Aim of the task: Write out the entries below once more, exactly, with the pictures left out.

Saved entries
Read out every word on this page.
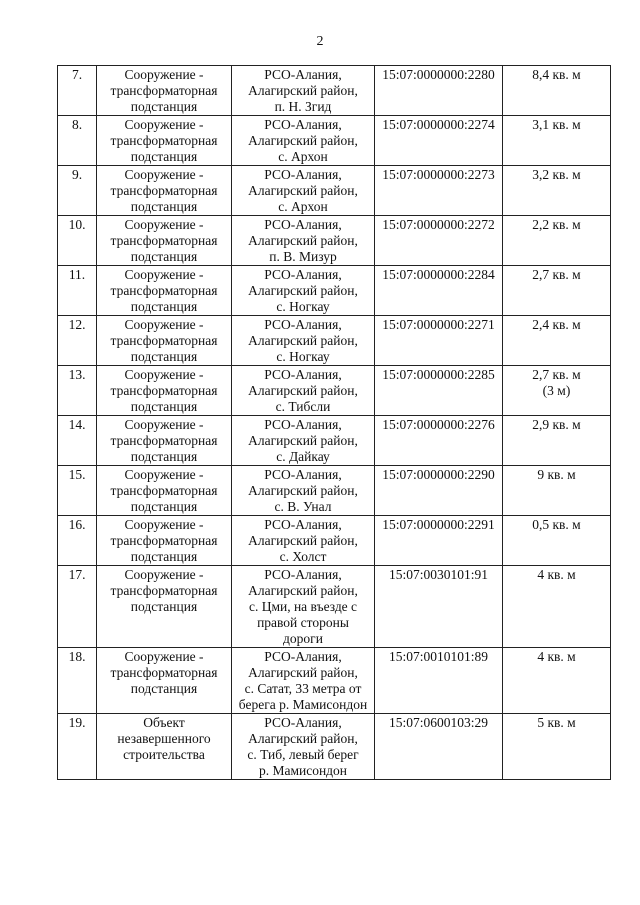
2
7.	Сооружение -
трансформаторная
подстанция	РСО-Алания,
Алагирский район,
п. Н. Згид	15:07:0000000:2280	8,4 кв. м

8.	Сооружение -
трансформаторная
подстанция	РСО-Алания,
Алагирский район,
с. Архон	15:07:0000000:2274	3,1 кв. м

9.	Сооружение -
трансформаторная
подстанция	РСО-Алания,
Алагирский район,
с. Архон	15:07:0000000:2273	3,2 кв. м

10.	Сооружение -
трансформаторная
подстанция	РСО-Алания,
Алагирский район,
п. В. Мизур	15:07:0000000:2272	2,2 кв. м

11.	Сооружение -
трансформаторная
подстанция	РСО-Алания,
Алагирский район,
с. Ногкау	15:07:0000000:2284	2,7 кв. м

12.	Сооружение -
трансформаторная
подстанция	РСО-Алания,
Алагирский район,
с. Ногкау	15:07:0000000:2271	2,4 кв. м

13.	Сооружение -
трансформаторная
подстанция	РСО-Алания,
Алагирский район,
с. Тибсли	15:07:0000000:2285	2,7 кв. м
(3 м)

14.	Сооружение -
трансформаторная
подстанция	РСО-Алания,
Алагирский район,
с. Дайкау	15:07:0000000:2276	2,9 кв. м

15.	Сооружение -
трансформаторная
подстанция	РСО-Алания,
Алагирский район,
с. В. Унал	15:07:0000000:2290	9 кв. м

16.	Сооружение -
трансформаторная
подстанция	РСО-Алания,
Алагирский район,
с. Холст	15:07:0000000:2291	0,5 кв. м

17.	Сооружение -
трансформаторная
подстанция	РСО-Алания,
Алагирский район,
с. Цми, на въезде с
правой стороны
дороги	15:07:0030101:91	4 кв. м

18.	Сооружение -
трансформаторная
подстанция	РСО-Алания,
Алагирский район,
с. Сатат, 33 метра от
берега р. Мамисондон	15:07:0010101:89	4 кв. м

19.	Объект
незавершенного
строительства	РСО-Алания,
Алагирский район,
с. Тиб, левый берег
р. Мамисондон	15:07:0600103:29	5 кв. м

Result of the exercise:
Read out every word on this page.
2
7.	Сооружение -
трансформаторная
подстанция	РСО-Алания,
Алагирский район,
п. Н. Згид	15:07:0000000:2280	8,4 кв. м

8.	Сооружение -
трансформаторная
подстанция	РСО-Алания,
Алагирский район,
с. Архон	15:07:0000000:2274	3,1 кв. м

9.	Сооружение -
трансформаторная
подстанция	РСО-Алания,
Алагирский район,
с. Архон	15:07:0000000:2273	3,2 кв. м

10.	Сооружение -
трансформаторная
подстанция	РСО-Алания,
Алагирский район,
п. В. Мизур	15:07:0000000:2272	2,2 кв. м

11.	Сооружение -
трансформаторная
подстанция	РСО-Алания,
Алагирский район,
с. Ногкау	15:07:0000000:2284	2,7 кв. м

12.	Сооружение -
трансформаторная
подстанция	РСО-Алания,
Алагирский район,
с. Ногкау	15:07:0000000:2271	2,4 кв. м

13.	Сооружение -
трансформаторная
подстанция	РСО-Алания,
Алагирский район,
с. Тибсли	15:07:0000000:2285	2,7 кв. м
(3 м)

14.	Сооружение -
трансформаторная
подстанция	РСО-Алания,
Алагирский район,
с. Дайкау	15:07:0000000:2276	2,9 кв. м

15.	Сооружение -
трансформаторная
подстанция	РСО-Алания,
Алагирский район,
с. В. Унал	15:07:0000000:2290	9 кв. м

16.	Сооружение -
трансформаторная
подстанция	РСО-Алания,
Алагирский район,
с. Холст	15:07:0000000:2291	0,5 кв. м

17.	Сооружение -
трансформаторная
подстанция	РСО-Алания,
Алагирский район,
с. Цми, на въезде с
правой стороны
дороги	15:07:0030101:91	4 кв. м

18.	Сооружение -
трансформаторная
подстанция	РСО-Алания,
Алагирский район,
с. Сатат, 33 метра от
берега р. Мамисондон	15:07:0010101:89	4 кв. м

19.	Объект
незавершенного
строительства	РСО-Алания,
Алагирский район,
с. Тиб, левый берег
р. Мамисондон	15:07:0600103:29	5 кв. м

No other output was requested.